Your instructions -> Copy out the part of the data that opens with the line containing "section-heading: To Play" and closes with the line containing "paragraph: 2. Thread", both included, without changing anything.

## START Given entries

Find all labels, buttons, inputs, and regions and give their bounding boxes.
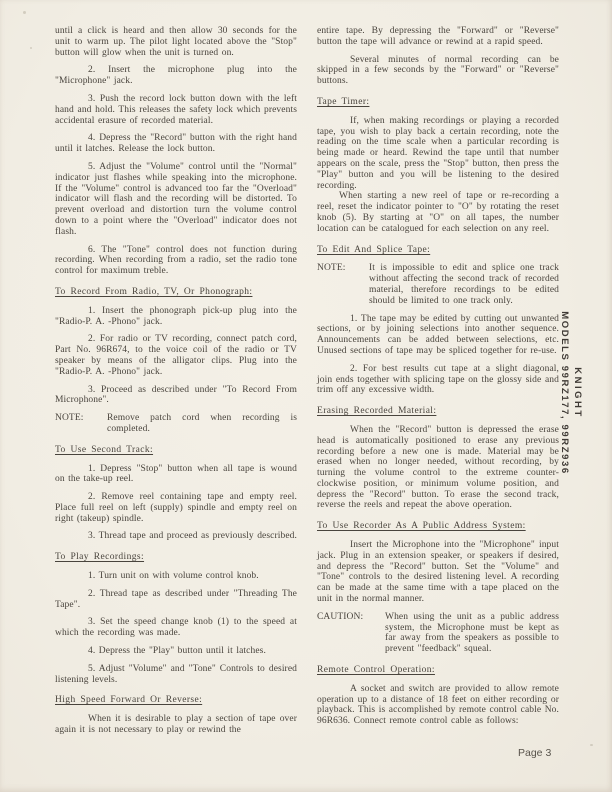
section-heading: To Play Recordings:: [55, 552, 297, 563]
paragraph: Insert the Microphone into the "Micropho…: [317, 540, 559, 605]
two-column-text-body: until a click is heard and then allow 30…: [55, 26, 559, 743]
paragraph: 1. The tape may be edited by cutting out…: [317, 314, 559, 357]
paragraph: When starting a new reel of tape or re-r…: [317, 191, 559, 234]
paragraph: 1. Insert the phonograph pick-up plug in…: [55, 306, 297, 328]
page-number: Page 3: [518, 747, 551, 759]
paragraph: 2. For radio or TV recording, connect pa…: [55, 334, 297, 377]
paragraph: 6. The "Tone" control does not function …: [55, 245, 297, 277]
note-label: NOTE:: [55, 413, 107, 435]
paragraph: until a click is heard and then allow 30…: [55, 26, 297, 58]
paragraph: 4. Depress the "Play" button until it la…: [55, 646, 297, 657]
paragraph: 2. Thread tape as described under "Threa…: [55, 589, 297, 611]
paragraph: entire tape. By depressing the "Forward"…: [317, 26, 559, 48]
paragraph: If, when making recordings or playing a …: [317, 116, 559, 192]
model-numbers: MODELS 99RZ177, 99RZ936: [558, 311, 571, 475]
paragraph: A socket and switch are provided to allo…: [317, 684, 559, 727]
paragraph: 2. Insert the microphone plug into the "…: [55, 65, 297, 87]
note-label: NOTE:: [317, 263, 369, 306]
paragraph: When the "Record" button is depressed th…: [317, 425, 559, 511]
note-block: NOTE: It is impossible to edit and splic…: [317, 263, 559, 306]
section-heading: To Record From Radio, TV, Or Phonograph:: [55, 287, 297, 298]
paragraph: Several minutes of normal recording can …: [317, 55, 559, 87]
section-heading: To Edit And Splice Tape:: [317, 245, 559, 256]
paragraph: 3. Thread tape and proceed as previously…: [55, 531, 297, 542]
paragraph: 4. Depress the "Record" button with the …: [55, 133, 297, 155]
scan-artifact: [30, 47, 32, 49]
section-heading: To Use Second Track:: [55, 445, 297, 456]
paragraph: 2. For best results cut tape at a slight…: [317, 364, 559, 396]
caution-label: CAUTION:: [317, 612, 385, 655]
paragraph: 5. Adjust the "Volume" control until the…: [55, 162, 297, 238]
section-heading: High Speed Forward Or Reverse:: [55, 695, 297, 706]
paragraph: 1. Depress "Stop" button when all tape i…: [55, 464, 297, 486]
paragraph: 3. Set the speed change knob (1) to the …: [55, 617, 297, 639]
paragraph: 2. Remove reel containing tape and empty…: [55, 492, 297, 524]
scan-artifact: [590, 744, 593, 746]
scan-artifact: [23, 11, 26, 14]
note-text: Remove patch cord when recording is comp…: [107, 413, 297, 435]
paragraph: 5. Adjust "Volume" and "Tone" Controls t…: [55, 664, 297, 686]
note-block: NOTE: Remove patch cord when recording i…: [55, 413, 297, 435]
section-heading: Remote Control Operation:: [317, 665, 559, 676]
section-heading: Erasing Recorded Material:: [317, 406, 559, 417]
note-text: It is impossible to edit and splice one …: [369, 263, 559, 306]
section-heading: To Use Recorder As A Public Address Syst…: [317, 521, 559, 532]
paragraph: When it is desirable to play a section o…: [55, 714, 297, 736]
left-column: until a click is heard and then allow 30…: [55, 26, 297, 743]
scanned-manual-page: until a click is heard and then allow 30…: [0, 0, 612, 792]
paragraph: 3. Proceed as described under "To Record…: [55, 385, 297, 407]
caution-block: CAUTION: When using the unit as a public…: [317, 612, 559, 655]
caution-text: When using the unit as a public address …: [385, 612, 559, 655]
sidebar-vertical-title: KNIGHT MODELS 99RZ177, 99RZ936: [558, 311, 584, 475]
section-heading: Tape Timer:: [317, 97, 559, 108]
brand-name: KNIGHT: [571, 311, 584, 475]
paragraph: 1. Turn unit on with volume control knob…: [55, 571, 297, 582]
right-column: entire tape. By depressing the "Forward"…: [317, 26, 559, 743]
paragraph: 3. Push the record lock button down with…: [55, 94, 297, 126]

## END Given entries

Correct answer ->
section-heading: To Play Recordings:: [55, 552, 297, 563]
paragraph: Insert the Microphone into the "Micropho…: [317, 540, 559, 605]
two-column-text-body: until a click is heard and then allow 30…: [55, 26, 559, 743]
paragraph: 1. The tape may be edited by cutting out…: [317, 314, 559, 357]
paragraph: When starting a new reel of tape or re-r…: [317, 191, 559, 234]
paragraph: 1. Insert the phonograph pick-up plug in…: [55, 306, 297, 328]
page-number: Page 3: [518, 747, 551, 759]
paragraph: 2. For radio or TV recording, connect pa…: [55, 334, 297, 377]
paragraph: 6. The "Tone" control does not function …: [55, 245, 297, 277]
note-label: NOTE:: [55, 413, 107, 435]
paragraph: until a click is heard and then allow 30…: [55, 26, 297, 58]
paragraph: 4. Depress the "Play" button until it la…: [55, 646, 297, 657]
paragraph: 2. Thread tape as described under "Threa…: [55, 589, 297, 611]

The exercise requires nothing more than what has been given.